DATA FOR PROCESSING:
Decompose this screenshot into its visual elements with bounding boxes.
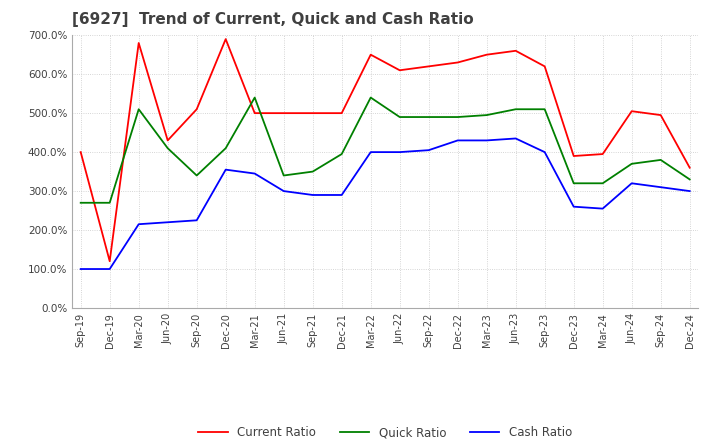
Current Ratio: [221, 37, 230, 42]
Cash Ratio: [511, 136, 520, 141]
Current Ratio: [454, 60, 462, 65]
Current Ratio: [627, 109, 636, 114]
Text: [6927]  Trend of Current, Quick and Cash Ratio: [6927] Trend of Current, Quick and Cash …: [72, 12, 474, 27]
Quick Ratio: [105, 200, 114, 205]
Quick Ratio: [598, 181, 607, 186]
Cash Ratio: [251, 171, 259, 176]
Line: Cash Ratio: Cash Ratio: [81, 139, 690, 269]
Current Ratio: [570, 154, 578, 159]
Cash Ratio: [105, 266, 114, 271]
Cash Ratio: [192, 218, 201, 223]
Current Ratio: [251, 110, 259, 116]
Current Ratio: [424, 64, 433, 69]
Current Ratio: [338, 110, 346, 116]
Legend: Current Ratio, Quick Ratio, Cash Ratio: Current Ratio, Quick Ratio, Cash Ratio: [194, 422, 577, 440]
Quick Ratio: [511, 106, 520, 112]
Current Ratio: [598, 151, 607, 157]
Current Ratio: [366, 52, 375, 57]
Current Ratio: [482, 52, 491, 57]
Quick Ratio: [627, 161, 636, 166]
Current Ratio: [163, 138, 172, 143]
Cash Ratio: [454, 138, 462, 143]
Quick Ratio: [251, 95, 259, 100]
Cash Ratio: [598, 206, 607, 211]
Quick Ratio: [685, 177, 694, 182]
Quick Ratio: [454, 114, 462, 120]
Quick Ratio: [424, 114, 433, 120]
Cash Ratio: [627, 181, 636, 186]
Quick Ratio: [76, 200, 85, 205]
Quick Ratio: [221, 146, 230, 151]
Quick Ratio: [279, 173, 288, 178]
Quick Ratio: [135, 106, 143, 112]
Quick Ratio: [657, 157, 665, 162]
Cash Ratio: [482, 138, 491, 143]
Quick Ratio: [541, 106, 549, 112]
Cash Ratio: [424, 147, 433, 153]
Quick Ratio: [163, 146, 172, 151]
Cash Ratio: [221, 167, 230, 172]
Cash Ratio: [338, 192, 346, 198]
Cash Ratio: [395, 150, 404, 155]
Cash Ratio: [135, 222, 143, 227]
Line: Current Ratio: Current Ratio: [81, 39, 690, 261]
Current Ratio: [279, 110, 288, 116]
Cash Ratio: [308, 192, 317, 198]
Cash Ratio: [163, 220, 172, 225]
Current Ratio: [685, 165, 694, 170]
Current Ratio: [76, 150, 85, 155]
Quick Ratio: [192, 173, 201, 178]
Cash Ratio: [657, 184, 665, 190]
Current Ratio: [135, 40, 143, 46]
Current Ratio: [657, 113, 665, 118]
Quick Ratio: [338, 151, 346, 157]
Current Ratio: [395, 68, 404, 73]
Cash Ratio: [570, 204, 578, 209]
Cash Ratio: [366, 150, 375, 155]
Quick Ratio: [366, 95, 375, 100]
Current Ratio: [192, 106, 201, 112]
Current Ratio: [511, 48, 520, 53]
Current Ratio: [105, 259, 114, 264]
Cash Ratio: [76, 266, 85, 271]
Quick Ratio: [308, 169, 317, 174]
Quick Ratio: [570, 181, 578, 186]
Cash Ratio: [279, 188, 288, 194]
Current Ratio: [308, 110, 317, 116]
Quick Ratio: [395, 114, 404, 120]
Cash Ratio: [685, 188, 694, 194]
Line: Quick Ratio: Quick Ratio: [81, 98, 690, 203]
Quick Ratio: [482, 113, 491, 118]
Current Ratio: [541, 64, 549, 69]
Cash Ratio: [541, 150, 549, 155]
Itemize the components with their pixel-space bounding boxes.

EXERCISE OBJECTIVE: Copy out all the records above line for line, keeping every character as it is, and omit the pictures from your copy.

COMPLETE ANSWER:
Decompose this screenshot into its visual elements with bounding boxes.
Current Ratio: [221, 37, 230, 42]
Cash Ratio: [511, 136, 520, 141]
Current Ratio: [454, 60, 462, 65]
Current Ratio: [627, 109, 636, 114]
Text: [6927]  Trend of Current, Quick and Cash Ratio: [6927] Trend of Current, Quick and Cash …: [72, 12, 474, 27]
Quick Ratio: [105, 200, 114, 205]
Quick Ratio: [598, 181, 607, 186]
Cash Ratio: [251, 171, 259, 176]
Line: Cash Ratio: Cash Ratio: [81, 139, 690, 269]
Current Ratio: [570, 154, 578, 159]
Cash Ratio: [105, 266, 114, 271]
Cash Ratio: [192, 218, 201, 223]
Current Ratio: [251, 110, 259, 116]
Current Ratio: [424, 64, 433, 69]
Current Ratio: [338, 110, 346, 116]
Legend: Current Ratio, Quick Ratio, Cash Ratio: Current Ratio, Quick Ratio, Cash Ratio: [194, 422, 577, 440]
Quick Ratio: [511, 106, 520, 112]
Current Ratio: [598, 151, 607, 157]
Current Ratio: [366, 52, 375, 57]
Current Ratio: [482, 52, 491, 57]
Quick Ratio: [627, 161, 636, 166]
Current Ratio: [163, 138, 172, 143]
Cash Ratio: [454, 138, 462, 143]
Quick Ratio: [251, 95, 259, 100]
Cash Ratio: [598, 206, 607, 211]
Quick Ratio: [685, 177, 694, 182]
Quick Ratio: [454, 114, 462, 120]
Quick Ratio: [424, 114, 433, 120]
Cash Ratio: [627, 181, 636, 186]
Quick Ratio: [76, 200, 85, 205]
Quick Ratio: [221, 146, 230, 151]
Quick Ratio: [279, 173, 288, 178]
Quick Ratio: [135, 106, 143, 112]
Quick Ratio: [657, 157, 665, 162]
Cash Ratio: [482, 138, 491, 143]
Quick Ratio: [541, 106, 549, 112]
Cash Ratio: [424, 147, 433, 153]
Quick Ratio: [163, 146, 172, 151]
Cash Ratio: [221, 167, 230, 172]
Cash Ratio: [338, 192, 346, 198]
Cash Ratio: [395, 150, 404, 155]
Cash Ratio: [135, 222, 143, 227]
Line: Current Ratio: Current Ratio: [81, 39, 690, 261]
Current Ratio: [279, 110, 288, 116]
Cash Ratio: [308, 192, 317, 198]
Cash Ratio: [163, 220, 172, 225]
Current Ratio: [685, 165, 694, 170]
Current Ratio: [76, 150, 85, 155]
Quick Ratio: [192, 173, 201, 178]
Cash Ratio: [657, 184, 665, 190]
Current Ratio: [135, 40, 143, 46]
Current Ratio: [657, 113, 665, 118]
Quick Ratio: [338, 151, 346, 157]
Current Ratio: [395, 68, 404, 73]
Cash Ratio: [570, 204, 578, 209]
Cash Ratio: [366, 150, 375, 155]
Quick Ratio: [366, 95, 375, 100]
Current Ratio: [192, 106, 201, 112]
Current Ratio: [511, 48, 520, 53]
Current Ratio: [105, 259, 114, 264]
Cash Ratio: [76, 266, 85, 271]
Quick Ratio: [308, 169, 317, 174]
Quick Ratio: [570, 181, 578, 186]
Cash Ratio: [279, 188, 288, 194]
Current Ratio: [308, 110, 317, 116]
Quick Ratio: [395, 114, 404, 120]
Cash Ratio: [685, 188, 694, 194]
Line: Quick Ratio: Quick Ratio: [81, 98, 690, 203]
Quick Ratio: [482, 113, 491, 118]
Current Ratio: [541, 64, 549, 69]
Cash Ratio: [541, 150, 549, 155]
Itemize the components with their pixel-space bounding boxes.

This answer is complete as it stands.